Data records:
━━━━━━

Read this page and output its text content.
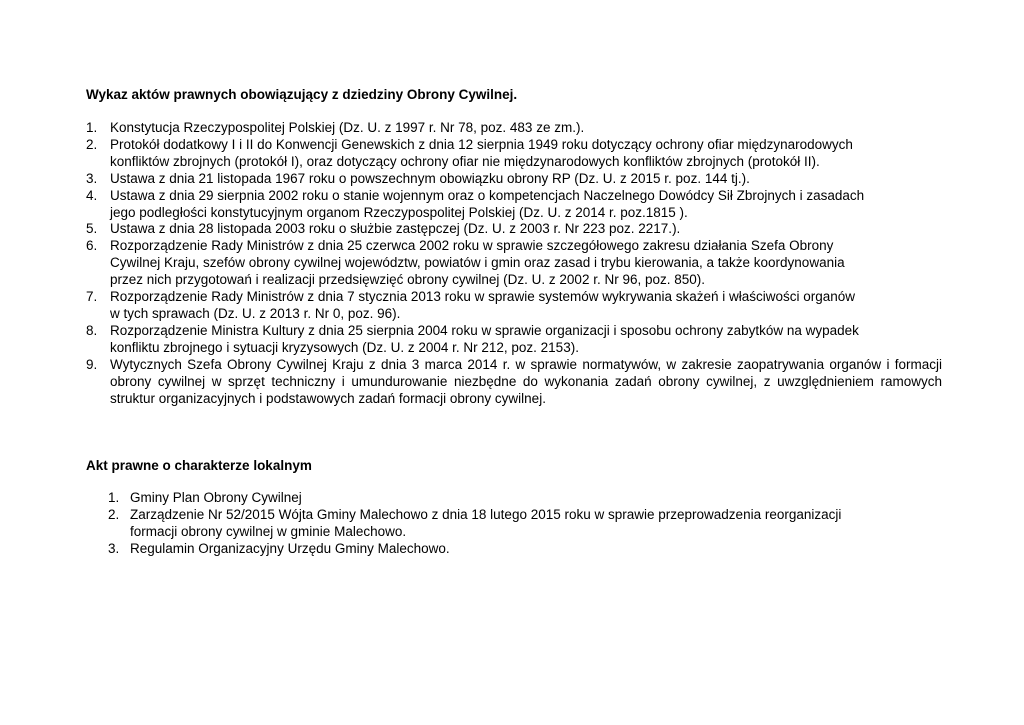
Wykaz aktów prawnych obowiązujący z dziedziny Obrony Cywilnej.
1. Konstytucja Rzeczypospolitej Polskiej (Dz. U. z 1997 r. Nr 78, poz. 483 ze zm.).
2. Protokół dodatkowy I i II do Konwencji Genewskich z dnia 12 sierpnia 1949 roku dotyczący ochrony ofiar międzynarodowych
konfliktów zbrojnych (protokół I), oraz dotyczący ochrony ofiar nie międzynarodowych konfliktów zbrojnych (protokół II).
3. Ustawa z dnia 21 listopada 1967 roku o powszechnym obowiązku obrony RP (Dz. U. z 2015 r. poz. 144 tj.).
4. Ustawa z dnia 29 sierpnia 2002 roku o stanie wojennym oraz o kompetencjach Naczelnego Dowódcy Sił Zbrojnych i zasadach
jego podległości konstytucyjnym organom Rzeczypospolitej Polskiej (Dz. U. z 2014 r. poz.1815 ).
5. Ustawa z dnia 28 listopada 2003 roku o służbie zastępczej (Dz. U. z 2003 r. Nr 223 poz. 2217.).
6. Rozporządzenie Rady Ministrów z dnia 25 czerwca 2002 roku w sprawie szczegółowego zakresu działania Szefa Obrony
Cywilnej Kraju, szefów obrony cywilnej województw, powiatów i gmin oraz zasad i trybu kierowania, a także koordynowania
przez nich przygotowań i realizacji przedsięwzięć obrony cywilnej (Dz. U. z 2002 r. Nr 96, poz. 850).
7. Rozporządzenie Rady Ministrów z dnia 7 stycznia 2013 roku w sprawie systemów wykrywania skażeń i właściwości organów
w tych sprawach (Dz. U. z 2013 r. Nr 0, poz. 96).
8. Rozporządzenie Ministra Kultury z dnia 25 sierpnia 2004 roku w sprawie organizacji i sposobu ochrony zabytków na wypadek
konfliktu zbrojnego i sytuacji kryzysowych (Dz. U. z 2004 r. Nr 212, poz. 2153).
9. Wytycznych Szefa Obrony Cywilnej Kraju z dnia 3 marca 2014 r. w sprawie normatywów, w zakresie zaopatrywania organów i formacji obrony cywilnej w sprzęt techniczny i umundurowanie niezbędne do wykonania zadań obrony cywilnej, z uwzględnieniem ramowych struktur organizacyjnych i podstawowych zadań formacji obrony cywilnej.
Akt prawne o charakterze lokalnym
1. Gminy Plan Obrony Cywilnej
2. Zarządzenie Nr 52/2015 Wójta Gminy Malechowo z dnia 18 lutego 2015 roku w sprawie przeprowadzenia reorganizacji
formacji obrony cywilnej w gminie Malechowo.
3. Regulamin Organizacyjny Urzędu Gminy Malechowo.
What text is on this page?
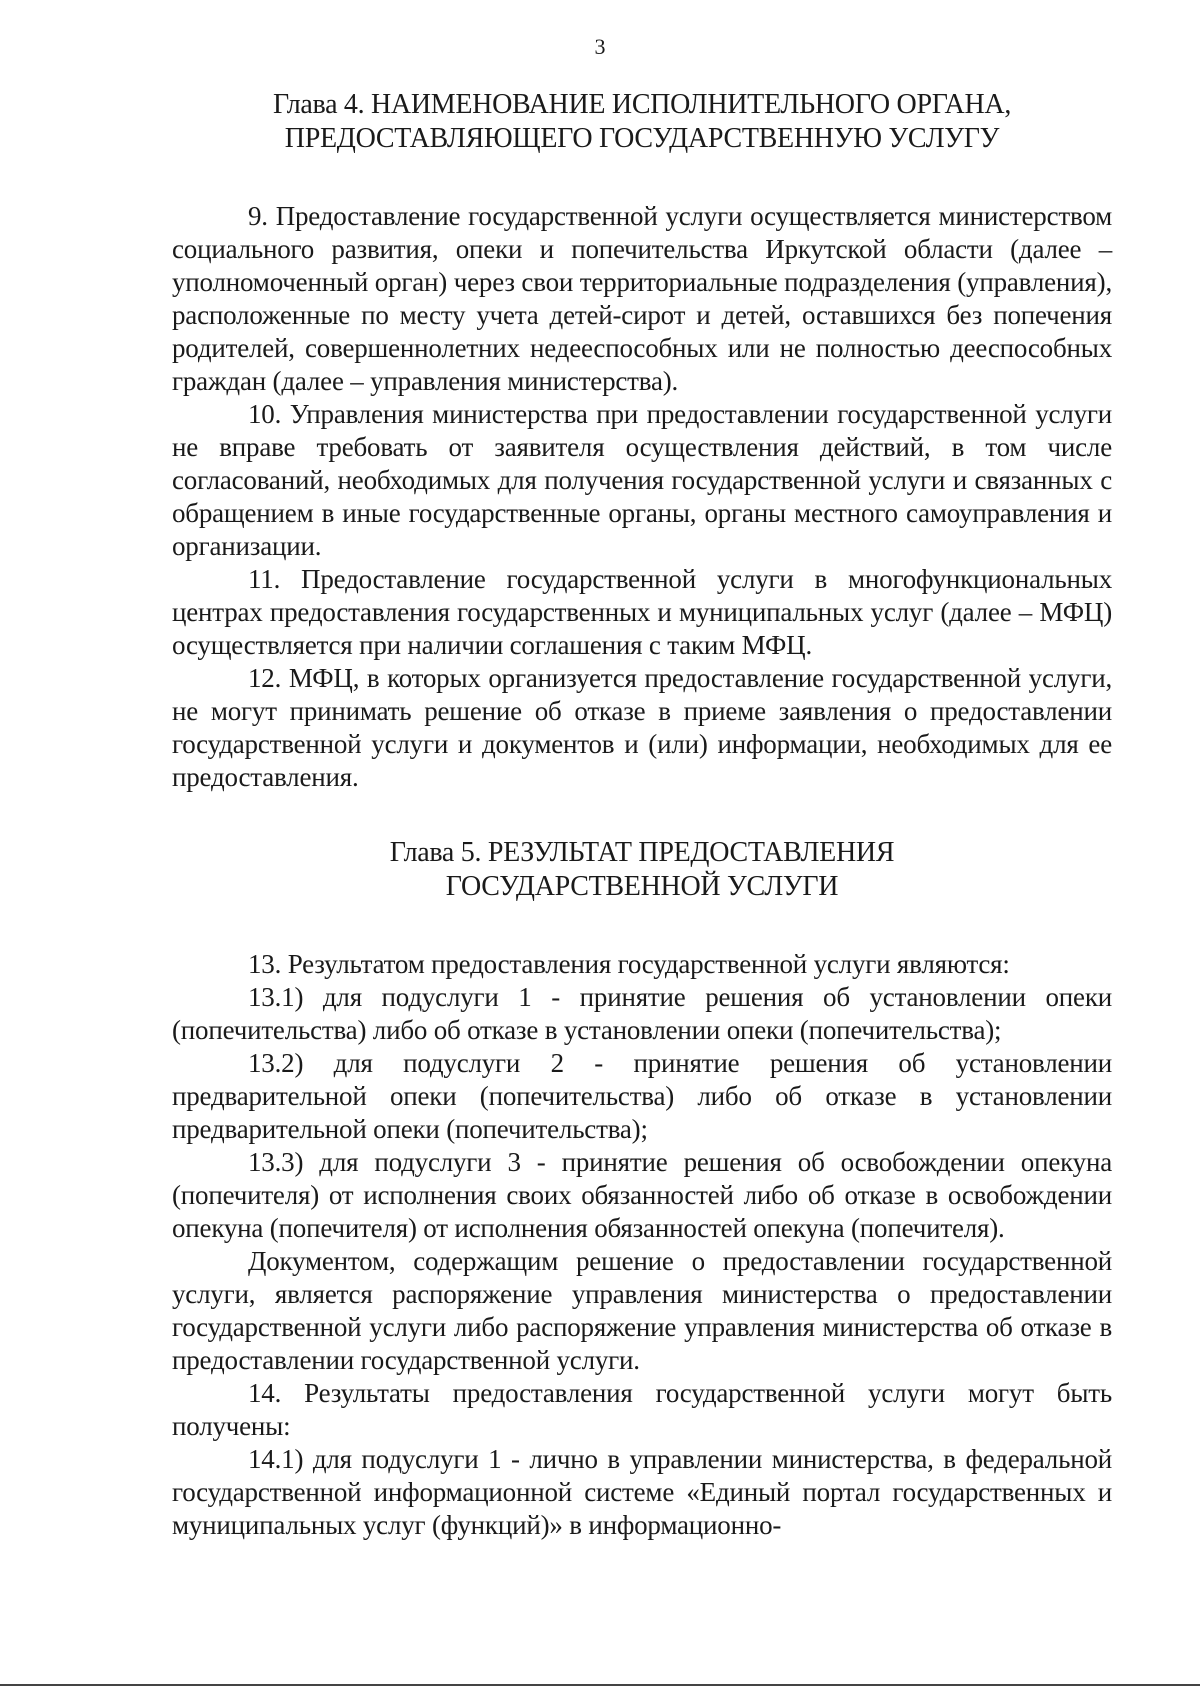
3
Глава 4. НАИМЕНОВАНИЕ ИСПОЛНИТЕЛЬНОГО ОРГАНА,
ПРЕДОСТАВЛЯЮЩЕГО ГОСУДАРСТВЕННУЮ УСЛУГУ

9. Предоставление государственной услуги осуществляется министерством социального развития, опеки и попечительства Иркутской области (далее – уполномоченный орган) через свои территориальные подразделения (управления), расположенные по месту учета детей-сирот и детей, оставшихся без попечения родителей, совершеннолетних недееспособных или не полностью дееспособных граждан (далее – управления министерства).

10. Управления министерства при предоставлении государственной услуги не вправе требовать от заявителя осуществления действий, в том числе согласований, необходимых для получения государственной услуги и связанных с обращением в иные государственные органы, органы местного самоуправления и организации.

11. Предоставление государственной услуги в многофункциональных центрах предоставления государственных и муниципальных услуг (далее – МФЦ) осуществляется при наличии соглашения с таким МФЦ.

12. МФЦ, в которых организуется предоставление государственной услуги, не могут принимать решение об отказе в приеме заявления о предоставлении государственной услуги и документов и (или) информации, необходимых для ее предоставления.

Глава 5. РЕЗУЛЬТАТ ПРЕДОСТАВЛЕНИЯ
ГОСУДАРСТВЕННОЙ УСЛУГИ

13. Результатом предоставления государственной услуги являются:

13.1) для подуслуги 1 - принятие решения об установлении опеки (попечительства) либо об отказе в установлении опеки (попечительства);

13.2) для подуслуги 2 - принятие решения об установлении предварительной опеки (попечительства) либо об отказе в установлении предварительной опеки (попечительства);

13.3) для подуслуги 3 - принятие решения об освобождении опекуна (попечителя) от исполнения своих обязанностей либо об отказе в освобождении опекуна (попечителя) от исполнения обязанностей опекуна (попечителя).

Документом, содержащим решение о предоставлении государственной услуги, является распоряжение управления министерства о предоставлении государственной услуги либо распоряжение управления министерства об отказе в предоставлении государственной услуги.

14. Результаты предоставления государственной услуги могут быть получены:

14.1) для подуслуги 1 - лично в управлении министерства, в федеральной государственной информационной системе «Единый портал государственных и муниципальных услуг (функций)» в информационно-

━━━━━━

Copy down every line of the entries containing the word "Ustawa".

Answer to this exercise:
3. Ustawa z dnia 21 listopada 1967 roku o powszechnym obowiązku obrony RP (Dz. U. z 2015 r. poz. 144 tj.).
4. Ustawa z dnia 29 sierpnia 2002 roku o stanie wojennym oraz o kompetencjach Naczelnego Dowódcy Sił Zbrojnych i zasadach
5. Ustawa z dnia 28 listopada 2003 roku o służbie zastępczej (Dz. U. z 2003 r. Nr 223 poz. 2217.).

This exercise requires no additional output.